>>
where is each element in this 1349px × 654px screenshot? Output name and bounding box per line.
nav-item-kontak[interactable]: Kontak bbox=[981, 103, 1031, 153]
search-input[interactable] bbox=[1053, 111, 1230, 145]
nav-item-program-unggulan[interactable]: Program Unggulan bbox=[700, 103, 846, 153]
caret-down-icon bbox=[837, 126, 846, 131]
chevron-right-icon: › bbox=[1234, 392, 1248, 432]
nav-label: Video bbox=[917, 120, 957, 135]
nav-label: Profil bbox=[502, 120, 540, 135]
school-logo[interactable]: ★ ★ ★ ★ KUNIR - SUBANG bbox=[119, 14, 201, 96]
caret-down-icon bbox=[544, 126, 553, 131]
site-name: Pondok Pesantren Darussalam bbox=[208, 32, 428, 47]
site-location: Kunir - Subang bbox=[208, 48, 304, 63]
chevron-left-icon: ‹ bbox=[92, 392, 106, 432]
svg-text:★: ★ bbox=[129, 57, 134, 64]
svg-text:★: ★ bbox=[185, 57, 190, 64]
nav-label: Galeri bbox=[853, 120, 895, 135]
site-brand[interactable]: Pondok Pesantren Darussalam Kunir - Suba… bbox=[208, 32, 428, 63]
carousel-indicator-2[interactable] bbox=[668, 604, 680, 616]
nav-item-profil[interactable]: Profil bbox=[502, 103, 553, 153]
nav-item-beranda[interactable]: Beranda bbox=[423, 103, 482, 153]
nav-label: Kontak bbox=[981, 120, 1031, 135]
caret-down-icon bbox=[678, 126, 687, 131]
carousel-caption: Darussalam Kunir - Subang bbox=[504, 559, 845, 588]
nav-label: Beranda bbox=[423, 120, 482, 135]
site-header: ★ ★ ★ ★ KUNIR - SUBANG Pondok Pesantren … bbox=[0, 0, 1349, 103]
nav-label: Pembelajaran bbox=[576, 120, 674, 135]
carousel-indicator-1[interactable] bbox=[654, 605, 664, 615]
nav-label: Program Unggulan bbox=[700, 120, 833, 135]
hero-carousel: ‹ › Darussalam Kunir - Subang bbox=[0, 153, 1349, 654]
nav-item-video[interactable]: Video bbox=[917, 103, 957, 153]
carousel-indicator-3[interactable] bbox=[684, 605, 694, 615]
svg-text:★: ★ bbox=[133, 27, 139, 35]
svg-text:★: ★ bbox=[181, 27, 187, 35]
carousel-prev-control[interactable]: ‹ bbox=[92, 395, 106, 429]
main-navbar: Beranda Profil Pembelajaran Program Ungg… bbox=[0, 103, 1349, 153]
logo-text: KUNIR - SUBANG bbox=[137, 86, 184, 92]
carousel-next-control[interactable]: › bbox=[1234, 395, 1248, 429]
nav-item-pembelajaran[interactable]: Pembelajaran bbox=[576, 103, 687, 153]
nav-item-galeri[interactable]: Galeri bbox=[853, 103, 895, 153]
<<
● **Direction**
Copy the records above verbatim, starting at the first line and ending at the line that contains "caret-down-icon bbox=[678, 126, 687, 131]", inclusive.

● **Task response**
where is each element in this 1349px × 654px screenshot? Output name and bounding box per line.
nav-item-kontak[interactable]: Kontak bbox=[981, 103, 1031, 153]
search-input[interactable] bbox=[1053, 111, 1230, 145]
nav-item-program-unggulan[interactable]: Program Unggulan bbox=[700, 103, 846, 153]
caret-down-icon bbox=[837, 126, 846, 131]
chevron-right-icon: › bbox=[1234, 392, 1248, 432]
nav-label: Video bbox=[917, 120, 957, 135]
nav-label: Profil bbox=[502, 120, 540, 135]
school-logo[interactable]: ★ ★ ★ ★ KUNIR - SUBANG bbox=[119, 14, 201, 96]
caret-down-icon bbox=[544, 126, 553, 131]
site-name: Pondok Pesantren Darussalam bbox=[208, 32, 428, 47]
site-location: Kunir - Subang bbox=[208, 48, 304, 63]
chevron-left-icon: ‹ bbox=[92, 392, 106, 432]
svg-text:★: ★ bbox=[129, 57, 134, 64]
svg-text:★: ★ bbox=[185, 57, 190, 64]
nav-label: Galeri bbox=[853, 120, 895, 135]
site-brand[interactable]: Pondok Pesantren Darussalam Kunir - Suba… bbox=[208, 32, 428, 63]
carousel-indicator-2[interactable] bbox=[668, 604, 680, 616]
nav-item-profil[interactable]: Profil bbox=[502, 103, 553, 153]
nav-item-beranda[interactable]: Beranda bbox=[423, 103, 482, 153]
nav-label: Kontak bbox=[981, 120, 1031, 135]
caret-down-icon bbox=[678, 126, 687, 131]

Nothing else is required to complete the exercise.